Information supplied:

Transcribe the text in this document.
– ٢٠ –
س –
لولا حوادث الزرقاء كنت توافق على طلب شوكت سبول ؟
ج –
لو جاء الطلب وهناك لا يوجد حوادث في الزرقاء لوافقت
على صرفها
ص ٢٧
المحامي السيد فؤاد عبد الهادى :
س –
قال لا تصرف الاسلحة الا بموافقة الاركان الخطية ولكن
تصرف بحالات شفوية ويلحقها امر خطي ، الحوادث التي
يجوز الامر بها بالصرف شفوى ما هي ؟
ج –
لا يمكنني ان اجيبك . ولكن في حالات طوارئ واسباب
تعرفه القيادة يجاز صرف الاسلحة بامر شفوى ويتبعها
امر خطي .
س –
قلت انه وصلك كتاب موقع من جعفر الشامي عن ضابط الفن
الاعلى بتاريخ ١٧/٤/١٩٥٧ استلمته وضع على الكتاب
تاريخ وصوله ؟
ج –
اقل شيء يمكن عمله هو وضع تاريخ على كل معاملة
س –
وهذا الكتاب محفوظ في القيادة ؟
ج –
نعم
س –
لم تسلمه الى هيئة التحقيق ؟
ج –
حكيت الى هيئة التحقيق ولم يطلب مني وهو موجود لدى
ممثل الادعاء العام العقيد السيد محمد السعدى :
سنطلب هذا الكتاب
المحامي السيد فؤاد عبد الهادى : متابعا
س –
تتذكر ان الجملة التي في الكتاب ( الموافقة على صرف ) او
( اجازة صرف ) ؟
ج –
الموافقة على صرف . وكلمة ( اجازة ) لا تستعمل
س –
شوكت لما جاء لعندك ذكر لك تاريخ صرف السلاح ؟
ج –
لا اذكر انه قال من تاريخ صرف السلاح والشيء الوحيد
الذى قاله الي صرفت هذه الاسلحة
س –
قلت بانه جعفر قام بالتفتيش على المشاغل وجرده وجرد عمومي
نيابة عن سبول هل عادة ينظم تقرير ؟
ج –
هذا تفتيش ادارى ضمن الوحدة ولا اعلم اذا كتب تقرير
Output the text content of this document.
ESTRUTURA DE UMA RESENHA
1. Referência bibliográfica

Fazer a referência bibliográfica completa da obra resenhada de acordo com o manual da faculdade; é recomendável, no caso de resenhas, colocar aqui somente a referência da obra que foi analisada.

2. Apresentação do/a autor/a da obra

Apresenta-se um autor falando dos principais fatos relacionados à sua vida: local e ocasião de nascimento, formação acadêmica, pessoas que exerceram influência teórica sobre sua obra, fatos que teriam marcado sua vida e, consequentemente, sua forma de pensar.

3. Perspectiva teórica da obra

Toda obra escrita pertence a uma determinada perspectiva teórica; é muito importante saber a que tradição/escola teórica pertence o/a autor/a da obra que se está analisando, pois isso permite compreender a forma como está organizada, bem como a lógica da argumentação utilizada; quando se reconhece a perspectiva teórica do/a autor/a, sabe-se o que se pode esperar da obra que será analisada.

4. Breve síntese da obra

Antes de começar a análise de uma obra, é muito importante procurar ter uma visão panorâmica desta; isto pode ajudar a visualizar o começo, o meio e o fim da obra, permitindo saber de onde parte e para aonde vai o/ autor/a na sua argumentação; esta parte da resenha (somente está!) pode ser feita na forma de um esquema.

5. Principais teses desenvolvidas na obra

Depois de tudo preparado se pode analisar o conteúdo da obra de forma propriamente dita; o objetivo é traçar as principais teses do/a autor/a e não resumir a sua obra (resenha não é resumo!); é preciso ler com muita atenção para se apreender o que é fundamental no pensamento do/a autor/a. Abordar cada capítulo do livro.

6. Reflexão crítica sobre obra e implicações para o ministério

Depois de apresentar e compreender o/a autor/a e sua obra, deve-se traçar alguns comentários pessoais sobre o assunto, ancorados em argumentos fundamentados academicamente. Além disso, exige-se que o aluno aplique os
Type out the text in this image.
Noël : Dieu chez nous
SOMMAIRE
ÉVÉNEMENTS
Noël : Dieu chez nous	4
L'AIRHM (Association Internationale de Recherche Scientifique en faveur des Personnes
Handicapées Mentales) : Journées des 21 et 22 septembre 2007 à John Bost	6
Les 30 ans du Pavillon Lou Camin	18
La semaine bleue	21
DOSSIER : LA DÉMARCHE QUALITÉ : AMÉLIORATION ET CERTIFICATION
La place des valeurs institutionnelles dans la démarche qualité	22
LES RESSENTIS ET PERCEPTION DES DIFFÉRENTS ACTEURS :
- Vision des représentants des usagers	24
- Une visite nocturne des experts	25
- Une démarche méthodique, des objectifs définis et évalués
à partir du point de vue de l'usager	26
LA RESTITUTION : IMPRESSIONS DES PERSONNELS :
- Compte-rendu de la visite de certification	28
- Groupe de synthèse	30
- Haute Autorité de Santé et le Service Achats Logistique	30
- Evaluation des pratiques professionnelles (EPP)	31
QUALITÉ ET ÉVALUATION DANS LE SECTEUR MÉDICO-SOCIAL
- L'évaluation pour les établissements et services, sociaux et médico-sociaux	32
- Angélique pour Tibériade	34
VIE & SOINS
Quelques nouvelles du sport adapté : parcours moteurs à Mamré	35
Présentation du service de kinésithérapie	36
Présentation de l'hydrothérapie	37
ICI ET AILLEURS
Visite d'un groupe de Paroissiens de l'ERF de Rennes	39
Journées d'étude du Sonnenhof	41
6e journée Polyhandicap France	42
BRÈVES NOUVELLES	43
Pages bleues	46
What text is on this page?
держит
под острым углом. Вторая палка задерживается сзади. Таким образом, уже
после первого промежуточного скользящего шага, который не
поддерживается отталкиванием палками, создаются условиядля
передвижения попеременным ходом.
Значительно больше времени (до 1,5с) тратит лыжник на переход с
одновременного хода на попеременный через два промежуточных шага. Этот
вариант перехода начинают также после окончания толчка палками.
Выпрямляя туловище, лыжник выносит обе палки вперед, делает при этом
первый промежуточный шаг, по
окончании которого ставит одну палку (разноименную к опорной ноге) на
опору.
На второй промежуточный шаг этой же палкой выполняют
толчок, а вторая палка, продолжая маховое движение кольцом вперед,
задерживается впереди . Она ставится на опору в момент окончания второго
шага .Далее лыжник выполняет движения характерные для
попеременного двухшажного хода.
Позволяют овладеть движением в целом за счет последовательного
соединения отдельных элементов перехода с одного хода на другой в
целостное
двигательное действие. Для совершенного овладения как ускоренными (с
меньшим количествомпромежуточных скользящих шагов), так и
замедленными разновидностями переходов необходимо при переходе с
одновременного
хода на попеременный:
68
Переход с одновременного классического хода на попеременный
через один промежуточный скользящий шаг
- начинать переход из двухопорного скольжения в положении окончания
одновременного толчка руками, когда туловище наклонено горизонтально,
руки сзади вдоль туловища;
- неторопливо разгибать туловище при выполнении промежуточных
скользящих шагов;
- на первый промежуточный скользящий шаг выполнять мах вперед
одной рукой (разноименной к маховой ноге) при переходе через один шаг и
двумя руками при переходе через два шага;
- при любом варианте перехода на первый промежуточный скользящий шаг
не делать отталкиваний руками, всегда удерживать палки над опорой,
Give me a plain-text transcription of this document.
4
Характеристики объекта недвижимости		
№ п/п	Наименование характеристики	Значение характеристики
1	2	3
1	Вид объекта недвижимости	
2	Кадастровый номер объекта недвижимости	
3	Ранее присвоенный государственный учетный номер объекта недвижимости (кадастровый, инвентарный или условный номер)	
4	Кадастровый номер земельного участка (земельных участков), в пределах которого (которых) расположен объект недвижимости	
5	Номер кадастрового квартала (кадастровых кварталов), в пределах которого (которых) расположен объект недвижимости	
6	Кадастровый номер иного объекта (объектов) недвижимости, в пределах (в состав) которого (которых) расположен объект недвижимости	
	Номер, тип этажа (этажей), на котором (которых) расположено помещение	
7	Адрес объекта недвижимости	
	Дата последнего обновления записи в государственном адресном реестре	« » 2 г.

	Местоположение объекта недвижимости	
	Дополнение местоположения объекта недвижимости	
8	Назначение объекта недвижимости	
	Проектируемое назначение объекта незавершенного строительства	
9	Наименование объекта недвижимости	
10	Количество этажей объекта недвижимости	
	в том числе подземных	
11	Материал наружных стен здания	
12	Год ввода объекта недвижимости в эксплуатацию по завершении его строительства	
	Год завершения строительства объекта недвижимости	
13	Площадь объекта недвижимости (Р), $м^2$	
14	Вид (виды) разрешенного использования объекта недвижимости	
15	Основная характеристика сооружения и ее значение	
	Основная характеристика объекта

Problem description: Using the listing above, show each line holding the string "попеременный".

Result of the task:
одновременного хода на попеременный через два промежуточных шага. Этот
хода на попеременный:
Переход с одновременного классического хода на попеременный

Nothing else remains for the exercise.